Set task: Copy all the material below, exactly as it stands.

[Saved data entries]

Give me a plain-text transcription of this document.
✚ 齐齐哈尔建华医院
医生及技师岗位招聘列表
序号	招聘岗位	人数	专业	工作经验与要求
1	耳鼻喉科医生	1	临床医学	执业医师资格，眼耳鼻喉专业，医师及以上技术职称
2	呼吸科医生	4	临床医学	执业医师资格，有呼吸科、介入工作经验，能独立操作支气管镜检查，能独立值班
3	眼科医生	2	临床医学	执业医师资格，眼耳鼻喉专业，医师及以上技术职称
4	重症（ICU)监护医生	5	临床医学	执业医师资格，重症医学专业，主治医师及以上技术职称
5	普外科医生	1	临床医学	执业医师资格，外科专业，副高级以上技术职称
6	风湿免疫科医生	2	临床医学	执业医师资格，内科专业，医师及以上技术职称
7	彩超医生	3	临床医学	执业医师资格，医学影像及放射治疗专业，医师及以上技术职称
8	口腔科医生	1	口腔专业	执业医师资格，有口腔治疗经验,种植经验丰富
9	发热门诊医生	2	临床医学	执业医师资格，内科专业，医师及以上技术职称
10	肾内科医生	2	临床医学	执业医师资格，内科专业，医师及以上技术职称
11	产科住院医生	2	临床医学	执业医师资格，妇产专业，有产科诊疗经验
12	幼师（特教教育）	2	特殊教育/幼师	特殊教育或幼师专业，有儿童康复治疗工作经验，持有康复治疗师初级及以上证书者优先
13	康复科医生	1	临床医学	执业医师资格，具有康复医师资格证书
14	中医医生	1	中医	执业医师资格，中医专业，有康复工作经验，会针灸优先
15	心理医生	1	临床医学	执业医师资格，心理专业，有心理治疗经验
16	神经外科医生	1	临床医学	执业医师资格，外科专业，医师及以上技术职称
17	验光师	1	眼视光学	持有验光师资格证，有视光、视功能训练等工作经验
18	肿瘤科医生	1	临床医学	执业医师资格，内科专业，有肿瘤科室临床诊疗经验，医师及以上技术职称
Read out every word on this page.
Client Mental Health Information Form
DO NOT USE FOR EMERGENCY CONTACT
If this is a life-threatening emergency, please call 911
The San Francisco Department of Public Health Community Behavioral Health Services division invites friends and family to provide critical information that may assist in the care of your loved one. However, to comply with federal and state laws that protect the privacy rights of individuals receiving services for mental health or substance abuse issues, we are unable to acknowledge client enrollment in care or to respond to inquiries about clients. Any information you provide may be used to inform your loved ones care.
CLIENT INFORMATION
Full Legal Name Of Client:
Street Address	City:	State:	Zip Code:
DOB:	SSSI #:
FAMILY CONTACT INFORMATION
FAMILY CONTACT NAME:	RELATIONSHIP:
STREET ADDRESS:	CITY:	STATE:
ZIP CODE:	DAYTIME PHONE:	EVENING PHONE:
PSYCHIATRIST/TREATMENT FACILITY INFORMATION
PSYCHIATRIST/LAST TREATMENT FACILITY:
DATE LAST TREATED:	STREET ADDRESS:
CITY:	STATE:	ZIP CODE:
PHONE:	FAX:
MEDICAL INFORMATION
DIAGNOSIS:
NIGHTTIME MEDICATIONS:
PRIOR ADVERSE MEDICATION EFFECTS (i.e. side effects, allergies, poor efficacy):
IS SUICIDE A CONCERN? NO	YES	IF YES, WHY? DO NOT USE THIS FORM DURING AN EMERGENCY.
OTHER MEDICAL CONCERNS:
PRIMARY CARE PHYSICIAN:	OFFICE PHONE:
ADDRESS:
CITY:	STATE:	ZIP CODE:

Response:
Give me a plain-text transcription of this document.
✚ 齐齐哈尔建华医院
医生及技师岗位招聘列表
序号	招聘岗位	人数	专业	工作经验与要求
1	耳鼻喉科医生	1	临床医学	执业医师资格，眼耳鼻喉专业，医师及以上技术职称
2	呼吸科医生	4	临床医学	执业医师资格，有呼吸科、介入工作经验，能独立操作支气管镜检查，能独立值班
3	眼科医生	2	临床医学	执业医师资格，眼耳鼻喉专业，医师及以上技术职称
4	重症（ICU)监护医生	5	临床医学	执业医师资格，重症医学专业，主治医师及以上技术职称
5	普外科医生	1	临床医学	执业医师资格，外科专业，副高级以上技术职称
6	风湿免疫科医生	2	临床医学	执业医师资格，内科专业，医师及以上技术职称
7	彩超医生	3	临床医学	执业医师资格，医学影像及放射治疗专业，医师及以上技术职称
8	口腔科医生	1	口腔专业	执业医师资格，有口腔治疗经验,种植经验丰富
9	发热门诊医生	2	临床医学	执业医师资格，内科专业，医师及以上技术职称
10	肾内科医生	2	临床医学	执业医师资格，内科专业，医师及以上技术职称
11	产科住院医生	2	临床医学	执业医师资格，妇产专业，有产科诊疗经验
12	幼师（特教教育）	2	特殊教育/幼师	特殊教育或幼师专业，有儿童康复治疗工作经验，持有康复治疗师初级及以上证书者优先
13	康复科医生	1	临床医学	执业医师资格，具有康复医师资格证书
14	中医医生	1	中医	执业医师资格，中医专业，有康复工作经验，会针灸优先
15	心理医生	1	临床医学	执业医师资格，心理专业，有心理治疗经验
16	神经外科医生	1	临床医学	执业医师资格，外科专业，医师及以上技术职称
17	验光师	1	眼视光学	持有验光师资格证，有视光、视功能训练等工作经验
18	肿瘤科医生	1	临床医学	执业医师资格，内科专业，有肿瘤科室临床诊疗经验，医师及以上技术职称
Read out every word on this page.
Client Mental Health Information Form
DO NOT USE FOR EMERGENCY CONTACT
If this is a life-threatening emergency, please call 911
The San Francisco Department of Public Health Community Behavioral Health Services division invites friends and family to provide critical information that may assist in the care of your loved one. However, to comply with federal and state laws that protect the privacy rights of individuals receiving services for mental health or substance abuse issues, we are unable to acknowledge client enrollment in care or to respond to inquiries about clients. Any information you provide may be used to inform your loved ones care.
CLIENT INFORMATION
Full Legal Name Of Client:
Street Address	City:	State:	Zip Code:
DOB:	SSSI #:
FAMILY CONTACT INFORMATION
FAMILY CONTACT NAME:	RELATIONSHIP:
STREET ADDRESS:	CITY:	STATE:
ZIP CODE:	DAYTIME PHONE:	EVENING PHONE:
PSYCHIATRIST/TREATMENT FACILITY INFORMATION
PSYCHIATRIST/LAST TREATMENT FACILITY:
DATE LAST TREATED:	STREET ADDRESS:
CITY:	STATE:	ZIP CODE:
PHONE:	FAX:
MEDICAL INFORMATION
DIAGNOSIS:
NIGHTTIME MEDICATIONS:
PRIOR ADVERSE MEDICATION EFFECTS (i.e. side effects, allergies, poor efficacy):
IS SUICIDE A CONCERN? NO	YES	IF YES, WHY? DO NOT USE THIS FORM DURING AN EMERGENCY.
OTHER MEDICAL CONCERNS:
PRIMARY CARE PHYSICIAN:	OFFICE PHONE:
ADDRESS:
CITY:	STATE:	ZIP CODE:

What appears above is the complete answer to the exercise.